* BEGIN *

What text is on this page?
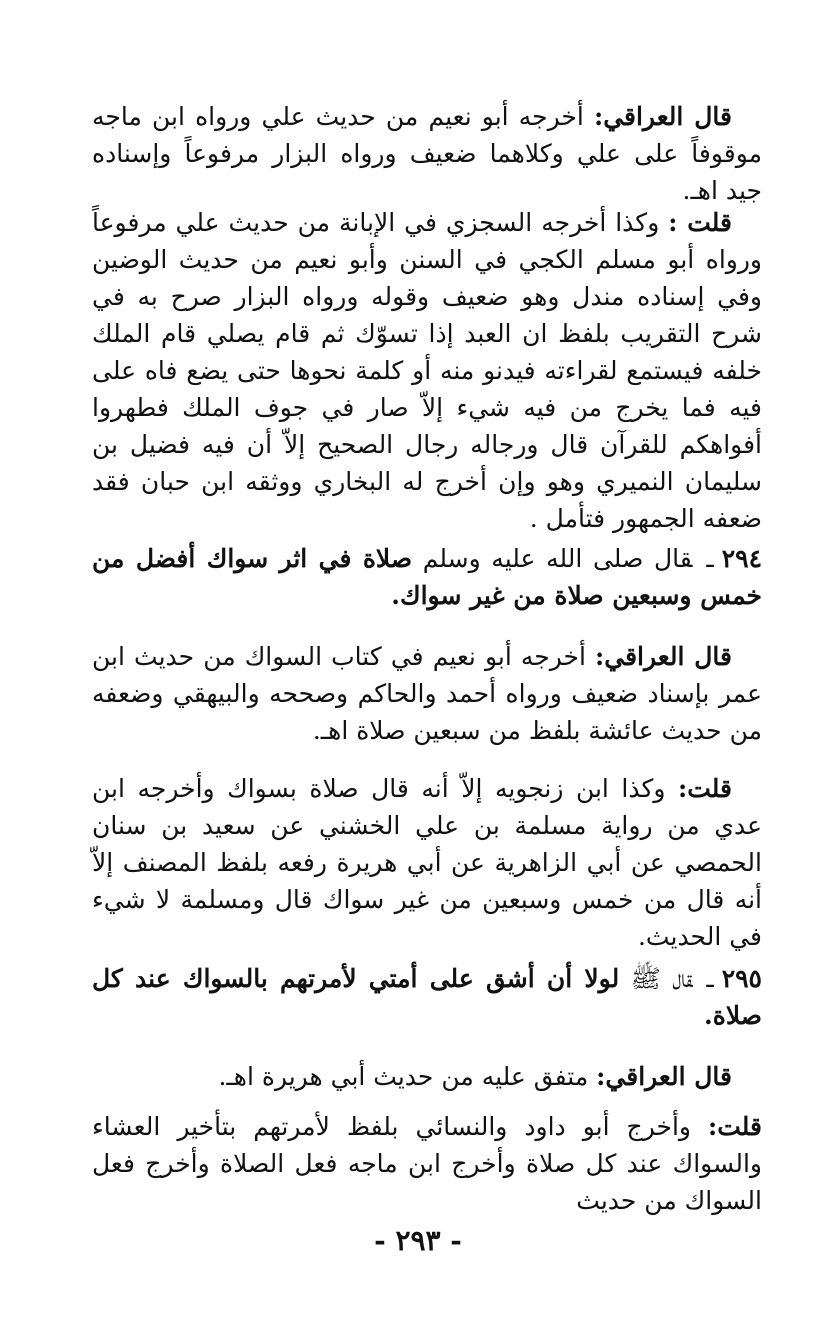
قال العراقي: أخرجه أبو نعيم من حديث علي ورواه ابن ماجه موقوفاً على علي وكلاهما ضعيف ورواه البزار مرفوعاً وإسناده جيد اهـ.

قلت : وكذا أخرجه السجزي في الإبانة من حديث علي مرفوعاً ورواه أبو مسلم الكجي في السنن وأبو نعيم من حديث الوضين وفي إسناده مندل وهو ضعيف وقوله ورواه البزار صرح به في شرح التقريب بلفظ ان العبد إذا تسوّك ثم قام يصلي قام الملك خلفه فيستمع لقراءته فيدنو منه أو كلمة نحوها حتى يضع فاه على فيه فما يخرج من فيه شيء إلاّ صار في جوف الملك فطهروا أفواهكم للقرآن قال ورجاله رجال الصحيح إلاّ أن فيه فضيل بن سليمان النميري وهو وإن أخرج له البخاري ووثقه ابن حبان فقد ضعفه الجمهور فتأمل .

٢٩٤ـقال صلى الله عليه وسلم صلاة في اثر سواك أفضل من خمس وسبعين صلاة من غير سواك.

قال العراقي: أخرجه أبو نعيم في كتاب السواك من حديث ابن عمر بإسناد ضعيف ورواه أحمد والحاكم وصححه والبيهقي وضعفه من حديث عائشة بلفظ من سبعين صلاة اهـ.

قلت: وكذا ابن زنجويه إلاّ أنه قال صلاة بسواك وأخرجه ابن عدي من رواية مسلمة بن علي الخشني عن سعيد بن سنان الحمصي عن أبي الزاهرية عن أبي هريرة رفعه بلفظ المصنف إلاّ أنه قال من خمس وسبعين من غير سواك قال ومسلمة لا شيء في الحديث.

٢٩٥ـقال ﷺ لولا أن أشق على أمتي لأمرتهم بالسواك عند كل صلاة.

قال العراقي: متفق عليه من حديث أبي هريرة اهـ.

قلت: وأخرج أبو داود والنسائي بلفظ لأمرتهم بتأخير العشاء والسواك عند كل صلاة وأخرج ابن ماجه فعل الصلاة وأخرج فعل السواك من حديث

- ٢٩٣ -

* END *

_REQUIRED TASK_. Repeat all of the data above word for word, minus the pictures.

_CORRECT OUTPUT_.
What text is on this page?
قال العراقي: أخرجه أبو نعيم من حديث علي ورواه ابن ماجه موقوفاً على علي وكلاهما ضعيف ورواه البزار مرفوعاً وإسناده جيد اهـ.

قلت : وكذا أخرجه السجزي في الإبانة من حديث علي مرفوعاً ورواه أبو مسلم الكجي في السنن وأبو نعيم من حديث الوضين وفي إسناده مندل وهو ضعيف وقوله ورواه البزار صرح به في شرح التقريب بلفظ ان العبد إذا تسوّك ثم قام يصلي قام الملك خلفه فيستمع لقراءته فيدنو منه أو كلمة نحوها حتى يضع فاه على فيه فما يخرج من فيه شيء إلاّ صار في جوف الملك فطهروا أفواهكم للقرآن قال ورجاله رجال الصحيح إلاّ أن فيه فضيل بن سليمان النميري وهو وإن أخرج له البخاري ووثقه ابن حبان فقد ضعفه الجمهور فتأمل .

٢٩٤ـقال صلى الله عليه وسلم صلاة في اثر سواك أفضل من خمس وسبعين صلاة من غير سواك.

قال العراقي: أخرجه أبو نعيم في كتاب السواك من حديث ابن عمر بإسناد ضعيف ورواه أحمد والحاكم وصححه والبيهقي وضعفه من حديث عائشة بلفظ من سبعين صلاة اهـ.

قلت: وكذا ابن زنجويه إلاّ أنه قال صلاة بسواك وأخرجه ابن عدي من رواية مسلمة بن علي الخشني عن سعيد بن سنان الحمصي عن أبي الزاهرية عن أبي هريرة رفعه بلفظ المصنف إلاّ أنه قال من خمس وسبعين من غير سواك قال ومسلمة لا شيء في الحديث.

٢٩٥ـقال ﷺ لولا أن أشق على أمتي لأمرتهم بالسواك عند كل صلاة.

قال العراقي: متفق عليه من حديث أبي هريرة اهـ.

قلت: وأخرج أبو داود والنسائي بلفظ لأمرتهم بتأخير العشاء والسواك عند كل صلاة وأخرج ابن ماجه فعل الصلاة وأخرج فعل السواك من حديث

- ٢٩٣ -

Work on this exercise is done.